____ Supplied data

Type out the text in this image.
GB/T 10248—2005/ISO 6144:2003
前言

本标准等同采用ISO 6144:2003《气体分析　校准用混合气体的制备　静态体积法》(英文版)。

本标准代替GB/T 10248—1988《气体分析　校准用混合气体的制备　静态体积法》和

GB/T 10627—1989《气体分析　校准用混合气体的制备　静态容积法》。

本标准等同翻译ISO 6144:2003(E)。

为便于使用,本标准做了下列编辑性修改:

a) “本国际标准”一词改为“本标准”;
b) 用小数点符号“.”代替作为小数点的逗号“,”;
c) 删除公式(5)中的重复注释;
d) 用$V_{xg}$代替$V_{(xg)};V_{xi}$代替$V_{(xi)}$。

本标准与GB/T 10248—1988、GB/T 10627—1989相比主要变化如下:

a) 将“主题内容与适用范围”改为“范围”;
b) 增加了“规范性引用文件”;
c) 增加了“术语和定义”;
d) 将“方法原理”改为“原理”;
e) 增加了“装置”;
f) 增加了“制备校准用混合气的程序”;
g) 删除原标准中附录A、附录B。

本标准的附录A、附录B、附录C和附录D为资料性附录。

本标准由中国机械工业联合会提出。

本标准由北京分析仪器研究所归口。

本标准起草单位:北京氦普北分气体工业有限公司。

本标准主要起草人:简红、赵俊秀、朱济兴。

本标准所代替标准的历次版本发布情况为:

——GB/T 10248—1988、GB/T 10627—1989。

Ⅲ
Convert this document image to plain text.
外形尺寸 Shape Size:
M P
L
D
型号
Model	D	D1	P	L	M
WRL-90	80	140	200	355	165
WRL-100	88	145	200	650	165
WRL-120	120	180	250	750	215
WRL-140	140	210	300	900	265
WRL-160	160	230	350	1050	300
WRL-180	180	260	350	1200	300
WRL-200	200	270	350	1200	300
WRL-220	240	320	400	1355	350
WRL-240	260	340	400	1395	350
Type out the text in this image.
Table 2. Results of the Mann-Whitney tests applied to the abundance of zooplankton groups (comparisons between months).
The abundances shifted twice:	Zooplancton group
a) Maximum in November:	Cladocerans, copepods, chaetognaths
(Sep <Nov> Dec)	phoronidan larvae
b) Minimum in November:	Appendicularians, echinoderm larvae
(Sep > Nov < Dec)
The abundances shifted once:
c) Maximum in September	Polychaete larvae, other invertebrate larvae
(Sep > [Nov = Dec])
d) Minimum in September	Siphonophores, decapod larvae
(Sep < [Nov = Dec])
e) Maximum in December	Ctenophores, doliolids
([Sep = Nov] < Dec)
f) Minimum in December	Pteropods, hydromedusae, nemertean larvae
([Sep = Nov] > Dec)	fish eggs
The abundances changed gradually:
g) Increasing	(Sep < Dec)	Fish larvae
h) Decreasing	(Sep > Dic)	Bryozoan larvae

________

What is being asked: Quote the entire listing above exactly.

Response below:
Type out the text in this image.
GB/T 10248—2005/ISO 6144:2003
前言

本标准等同采用ISO 6144:2003《气体分析　校准用混合气体的制备　静态体积法》(英文版)。

本标准代替GB/T 10248—1988《气体分析　校准用混合气体的制备　静态体积法》和

GB/T 10627—1989《气体分析　校准用混合气体的制备　静态容积法》。

本标准等同翻译ISO 6144:2003(E)。

为便于使用,本标准做了下列编辑性修改:

a) “本国际标准”一词改为“本标准”;
b) 用小数点符号“.”代替作为小数点的逗号“,”;
c) 删除公式(5)中的重复注释;
d) 用$V_{xg}$代替$V_{(xg)};V_{xi}$代替$V_{(xi)}$。

本标准与GB/T 10248—1988、GB/T 10627—1989相比主要变化如下:

a) 将“主题内容与适用范围”改为“范围”;
b) 增加了“规范性引用文件”;
c) 增加了“术语和定义”;
d) 将“方法原理”改为“原理”;
e) 增加了“装置”;
f) 增加了“制备校准用混合气的程序”;
g) 删除原标准中附录A、附录B。

本标准的附录A、附录B、附录C和附录D为资料性附录。

本标准由中国机械工业联合会提出。

本标准由北京分析仪器研究所归口。

本标准起草单位:北京氦普北分气体工业有限公司。

本标准主要起草人:简红、赵俊秀、朱济兴。

本标准所代替标准的历次版本发布情况为:

——GB/T 10248—1988、GB/T 10627—1989。

Ⅲ
Convert this document image to plain text.
外形尺寸 Shape Size:
M P
L
D
型号
Model	D	D1	P	L	M
WRL-90	80	140	200	355	165
WRL-100	88	145	200	650	165
WRL-120	120	180	250	750	215
WRL-140	140	210	300	900	265
WRL-160	160	230	350	1050	300
WRL-180	180	260	350	1200	300
WRL-200	200	270	350	1200	300
WRL-220	240	320	400	1355	350
WRL-240	260	340	400	1395	350
Type out the text in this image.
Table 2. Results of the Mann-Whitney tests applied to the abundance of zooplankton groups (comparisons between months).
The abundances shifted twice:	Zooplancton group
a) Maximum in November:	Cladocerans, copepods, chaetognaths
(Sep <Nov> Dec)	phoronidan larvae
b) Minimum in November:	Appendicularians, echinoderm larvae
(Sep > Nov < Dec)
The abundances shifted once:
c) Maximum in September	Polychaete larvae, other invertebrate larvae
(Sep > [Nov = Dec])
d) Minimum in September	Siphonophores, decapod larvae
(Sep < [Nov = Dec])
e) Maximum in December	Ctenophores, doliolids
([Sep = Nov] < Dec)
f) Minimum in December	Pteropods, hydromedusae, nemertean larvae
([Sep = Nov] > Dec)	fish eggs
The abundances changed gradually:
g) Increasing	(Sep < Dec)	Fish larvae
h) Decreasing	(Sep > Dic)	Bryozoan larvae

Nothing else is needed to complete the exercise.